* _BRIEF_
All of the material below is to be retyped exactly.

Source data
________________________

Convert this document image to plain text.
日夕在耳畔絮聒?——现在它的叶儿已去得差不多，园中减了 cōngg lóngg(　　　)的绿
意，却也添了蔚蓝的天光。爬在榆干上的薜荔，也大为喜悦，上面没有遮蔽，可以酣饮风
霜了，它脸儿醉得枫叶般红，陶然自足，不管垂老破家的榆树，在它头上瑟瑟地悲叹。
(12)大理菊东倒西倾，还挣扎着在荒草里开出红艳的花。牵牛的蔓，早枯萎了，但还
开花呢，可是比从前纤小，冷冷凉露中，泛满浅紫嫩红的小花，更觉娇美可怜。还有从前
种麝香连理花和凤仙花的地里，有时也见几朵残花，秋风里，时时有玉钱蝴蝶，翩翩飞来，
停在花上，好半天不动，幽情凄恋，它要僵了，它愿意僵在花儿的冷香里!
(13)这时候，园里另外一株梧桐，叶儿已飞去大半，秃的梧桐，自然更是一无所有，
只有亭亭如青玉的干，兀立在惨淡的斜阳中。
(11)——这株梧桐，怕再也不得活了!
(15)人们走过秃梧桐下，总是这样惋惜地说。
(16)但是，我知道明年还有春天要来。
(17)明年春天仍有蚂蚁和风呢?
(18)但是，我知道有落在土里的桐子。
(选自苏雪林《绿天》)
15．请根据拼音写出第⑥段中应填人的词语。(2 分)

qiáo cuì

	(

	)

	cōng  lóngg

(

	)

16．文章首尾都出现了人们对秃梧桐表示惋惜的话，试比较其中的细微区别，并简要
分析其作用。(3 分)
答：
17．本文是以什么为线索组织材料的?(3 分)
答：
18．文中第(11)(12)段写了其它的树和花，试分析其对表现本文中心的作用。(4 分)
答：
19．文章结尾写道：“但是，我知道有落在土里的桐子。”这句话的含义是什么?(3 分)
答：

________________________

* _EXPECTED ANSWER_
Convert this document image to plain text.
日夕在耳畔絮聒?——现在它的叶儿已去得差不多，园中减了 cōngg lóngg(　　　)的绿
意，却也添了蔚蓝的天光。爬在榆干上的薜荔，也大为喜悦，上面没有遮蔽，可以酣饮风
霜了，它脸儿醉得枫叶般红，陶然自足，不管垂老破家的榆树，在它头上瑟瑟地悲叹。
(12)大理菊东倒西倾，还挣扎着在荒草里开出红艳的花。牵牛的蔓，早枯萎了，但还
开花呢，可是比从前纤小，冷冷凉露中，泛满浅紫嫩红的小花，更觉娇美可怜。还有从前
种麝香连理花和凤仙花的地里，有时也见几朵残花，秋风里，时时有玉钱蝴蝶，翩翩飞来，
停在花上，好半天不动，幽情凄恋，它要僵了，它愿意僵在花儿的冷香里!
(13)这时候，园里另外一株梧桐，叶儿已飞去大半，秃的梧桐，自然更是一无所有，
只有亭亭如青玉的干，兀立在惨淡的斜阳中。
(11)——这株梧桐，怕再也不得活了!
(15)人们走过秃梧桐下，总是这样惋惜地说。
(16)但是，我知道明年还有春天要来。
(17)明年春天仍有蚂蚁和风呢?
(18)但是，我知道有落在土里的桐子。
(选自苏雪林《绿天》)
15．请根据拼音写出第⑥段中应填人的词语。(2 分)

qiáo cuì

	(

	)

	cōng  lóngg

(

	)

16．文章首尾都出现了人们对秃梧桐表示惋惜的话，试比较其中的细微区别，并简要
分析其作用。(3 分)
答：
17．本文是以什么为线索组织材料的?(3 分)
答：
18．文中第(11)(12)段写了其它的树和花，试分析其对表现本文中心的作用。(4 分)
答：
19．文章结尾写道：“但是，我知道有落在土里的桐子。”这句话的含义是什么?(3 分)
答：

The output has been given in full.